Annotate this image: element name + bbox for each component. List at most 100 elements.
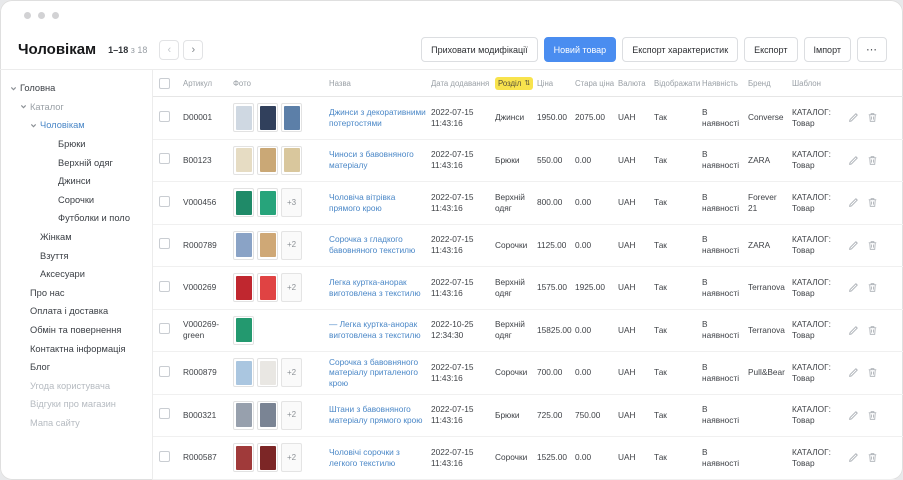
sidebar-item[interactable]: Жінкам — [0, 228, 152, 247]
more-actions-button[interactable]: ⋯ — [857, 37, 887, 62]
column-header-price[interactable]: Ціна — [537, 79, 575, 88]
edit-icon[interactable] — [848, 367, 859, 378]
edit-icon[interactable] — [848, 197, 859, 208]
sidebar-item[interactable]: Брюки — [0, 135, 152, 154]
table-row[interactable]: V000269-green — Легка куртка-анорак виго… — [153, 310, 903, 353]
product-name-link[interactable]: Джинси з декоративними потертостями — [329, 107, 426, 128]
column-header-oldprice[interactable]: Стара ціна — [575, 79, 618, 88]
row-checkbox[interactable] — [159, 196, 170, 207]
product-old-price: 1925.00 — [575, 282, 618, 293]
delete-icon[interactable] — [867, 240, 878, 251]
window-maximize-button[interactable] — [52, 12, 59, 19]
table-row[interactable]: D00001 Джинси з декоративними потертостя… — [153, 97, 903, 140]
edit-icon[interactable] — [848, 410, 859, 421]
table-row[interactable]: R000587 +2 Чоловічі сорочки з легкого те… — [153, 437, 903, 480]
column-header-currency[interactable]: Валюта — [618, 79, 654, 88]
sidebar-item[interactable]: Верхній одяг — [0, 153, 152, 172]
row-checkbox[interactable] — [159, 408, 170, 419]
product-date-added: 2022-07-15 11:43:16 — [431, 107, 495, 129]
sidebar-item-label: Контактна інформація — [30, 344, 126, 354]
edit-icon[interactable] — [848, 325, 859, 336]
sidebar-item[interactable]: Каталог — [0, 98, 152, 117]
table-row[interactable]: R000879 +2 Сорочка з бавовняного матеріа… — [153, 352, 903, 395]
sidebar-item[interactable]: Блог — [0, 358, 152, 377]
table-row[interactable]: R000789 +2 Сорочка з гладкого бавовняног… — [153, 225, 903, 268]
delete-icon[interactable] — [867, 155, 878, 166]
product-name-link[interactable]: Чиноси з бавовняного матеріалу — [329, 149, 414, 170]
sidebar-item[interactable]: Чоловікам — [0, 116, 152, 135]
edit-icon[interactable] — [848, 155, 859, 166]
sidebar-item[interactable]: Відгуки про магазин — [0, 395, 152, 414]
delete-icon[interactable] — [867, 410, 878, 421]
row-checkbox[interactable] — [159, 281, 170, 292]
row-checkbox[interactable] — [159, 238, 170, 249]
column-header-brand[interactable]: Бренд — [748, 79, 792, 88]
row-checkbox[interactable] — [159, 111, 170, 122]
delete-icon[interactable] — [867, 367, 878, 378]
column-header-photo[interactable]: Фото — [233, 79, 329, 88]
sidebar-item[interactable]: Оплата і доставка — [0, 302, 152, 321]
product-name-link[interactable]: Легка куртка-анорак виготовлена з тексти… — [329, 277, 421, 298]
product-name-link[interactable]: Чоловіча вітрівка прямого крою — [329, 192, 395, 213]
sidebar-item[interactable]: Джинси — [0, 172, 152, 191]
next-page-button[interactable]: › — [183, 40, 203, 60]
sidebar-item[interactable]: Головна — [0, 79, 152, 98]
column-header-name[interactable]: Назва — [329, 79, 431, 88]
pagination: 1–18 з 18 — [108, 45, 147, 55]
row-checkbox-cell — [159, 196, 183, 210]
product-old-price: 0.00 — [575, 325, 618, 336]
column-header-sku[interactable]: Артикул — [183, 79, 233, 88]
column-header-category[interactable]: Розділ⇅ — [495, 77, 537, 90]
product-name-link[interactable]: Чоловічі сорочки з легкого текстилю — [329, 447, 400, 468]
delete-icon[interactable] — [867, 325, 878, 336]
row-checkbox[interactable] — [159, 323, 170, 334]
export-button[interactable]: Експорт — [744, 37, 797, 62]
import-button[interactable]: Імпорт — [804, 37, 852, 62]
chevron-down-icon — [30, 122, 40, 129]
product-name-cell: Сорочка з гладкого бавовняного текстилю — [329, 234, 431, 256]
edit-icon[interactable] — [848, 282, 859, 293]
sidebar-item[interactable]: Взуття — [0, 246, 152, 265]
window-close-button[interactable] — [24, 12, 31, 19]
product-price: 550.00 — [537, 155, 575, 166]
table-row[interactable]: V000269 +2 Легка куртка-анорак виготовле… — [153, 267, 903, 310]
row-checkbox[interactable] — [159, 153, 170, 164]
product-name-link[interactable]: Сорочка з гладкого бавовняного текстилю — [329, 234, 415, 255]
product-availability: В наявності — [702, 362, 748, 384]
sidebar-item[interactable]: Про нас — [0, 284, 152, 303]
prev-page-button[interactable]: ‹ — [159, 40, 179, 60]
window-minimize-button[interactable] — [38, 12, 45, 19]
sidebar-item[interactable]: Обмін та повернення — [0, 321, 152, 340]
sidebar-item[interactable]: Мапа сайту — [0, 414, 152, 433]
edit-icon[interactable] — [848, 452, 859, 463]
sidebar-item[interactable]: Контактна інформація — [0, 339, 152, 358]
product-name-link[interactable]: Штани з бавовняного матеріалу прямого кр… — [329, 404, 423, 425]
hide-modifications-button[interactable]: Приховати модифікації — [421, 37, 538, 62]
sidebar-item[interactable]: Сорочки — [0, 191, 152, 210]
column-header-show[interactable]: Відображати — [654, 79, 702, 88]
select-all-checkbox[interactable] — [159, 78, 170, 89]
delete-icon[interactable] — [867, 282, 878, 293]
sidebar-item-label: Про нас — [30, 288, 65, 298]
delete-icon[interactable] — [867, 112, 878, 123]
edit-icon[interactable] — [848, 112, 859, 123]
edit-icon[interactable] — [848, 240, 859, 251]
row-checkbox[interactable] — [159, 451, 170, 462]
column-header-stock[interactable]: Наявність — [702, 79, 748, 88]
column-header-date[interactable]: Дата додавання — [431, 79, 495, 88]
delete-icon[interactable] — [867, 197, 878, 208]
sidebar-item[interactable]: Футболки и поло — [0, 209, 152, 228]
row-checkbox[interactable] — [159, 366, 170, 377]
product-name-link[interactable]: — Легка куртка-анорак виготовлена з текс… — [329, 319, 421, 340]
table-row[interactable]: V000456 +3 Чоловіча вітрівка прямого кро… — [153, 182, 903, 225]
column-header-template[interactable]: Шаблон — [792, 79, 848, 88]
delete-icon[interactable] — [867, 452, 878, 463]
product-name-link[interactable]: Сорочка з бавовняного матеріалу притален… — [329, 357, 418, 389]
sidebar-item[interactable]: Угода користувача — [0, 377, 152, 396]
sort-icon[interactable]: ⇅ — [524, 79, 530, 87]
table-row[interactable]: B000321 +2 Штани з бавовняного матеріалу… — [153, 395, 903, 438]
table-row[interactable]: B00123 Чиноси з бавовняного матеріалу 20… — [153, 140, 903, 183]
new-product-button[interactable]: Новий товар — [544, 37, 617, 62]
export-characteristics-button[interactable]: Експорт характеристик — [622, 37, 738, 62]
sidebar-item[interactable]: Аксесуари — [0, 265, 152, 284]
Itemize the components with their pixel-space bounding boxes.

• **What to do**: Repeat the data lines from the one containing "sidebar-item[interactable]: Жінкам —" through the one containing "sidebar-item[interactable]: Чоловікам —", keeping both of those lines.

• **Exercise solution**:
sidebar-item[interactable]: Жінкам — [0, 228, 152, 247]
more-actions-button[interactable]: ⋯ — [857, 37, 887, 62]
column-header-price[interactable]: Ціна — [537, 79, 575, 88]
edit-icon[interactable] — [848, 367, 859, 378]
edit-icon[interactable] — [848, 197, 859, 208]
sidebar-item[interactable]: Брюки — [0, 135, 152, 154]
table-row[interactable]: V000269-green — Легка куртка-анорак виго… — [153, 310, 903, 353]
product-name-link[interactable]: Джинси з декоративними потертостями — [329, 107, 426, 128]
column-header-oldprice[interactable]: Стара ціна — [575, 79, 618, 88]
row-checkbox[interactable] — [159, 196, 170, 207]
product-old-price: 1925.00 — [575, 282, 618, 293]
delete-icon[interactable] — [867, 240, 878, 251]
window-maximize-button[interactable] — [52, 12, 59, 19]
table-row[interactable]: D00001 Джинси з декоративними потертостя… — [153, 97, 903, 140]
edit-icon[interactable] — [848, 410, 859, 421]
table-row[interactable]: R000587 +2 Чоловічі сорочки з легкого те… — [153, 437, 903, 480]
column-header-currency[interactable]: Валюта — [618, 79, 654, 88]
sidebar-item[interactable]: Верхній одяг — [0, 153, 152, 172]
row-checkbox[interactable] — [159, 408, 170, 419]
product-date-added: 2022-07-15 11:43:16 — [431, 107, 495, 129]
sidebar-item-label: Контактна інформація — [30, 344, 126, 354]
edit-icon[interactable] — [848, 325, 859, 336]
sidebar-item[interactable]: Каталог — [0, 98, 152, 117]
table-row[interactable]: R000879 +2 Сорочка з бавовняного матеріа… — [153, 352, 903, 395]
sidebar-item[interactable]: Блог — [0, 358, 152, 377]
table-row[interactable]: R000789 +2 Сорочка з гладкого бавовняног… — [153, 225, 903, 268]
delete-icon[interactable] — [867, 155, 878, 166]
product-name-link[interactable]: Чиноси з бавовняного матеріалу — [329, 149, 414, 170]
sidebar-item[interactable]: Чоловікам — [0, 116, 152, 135]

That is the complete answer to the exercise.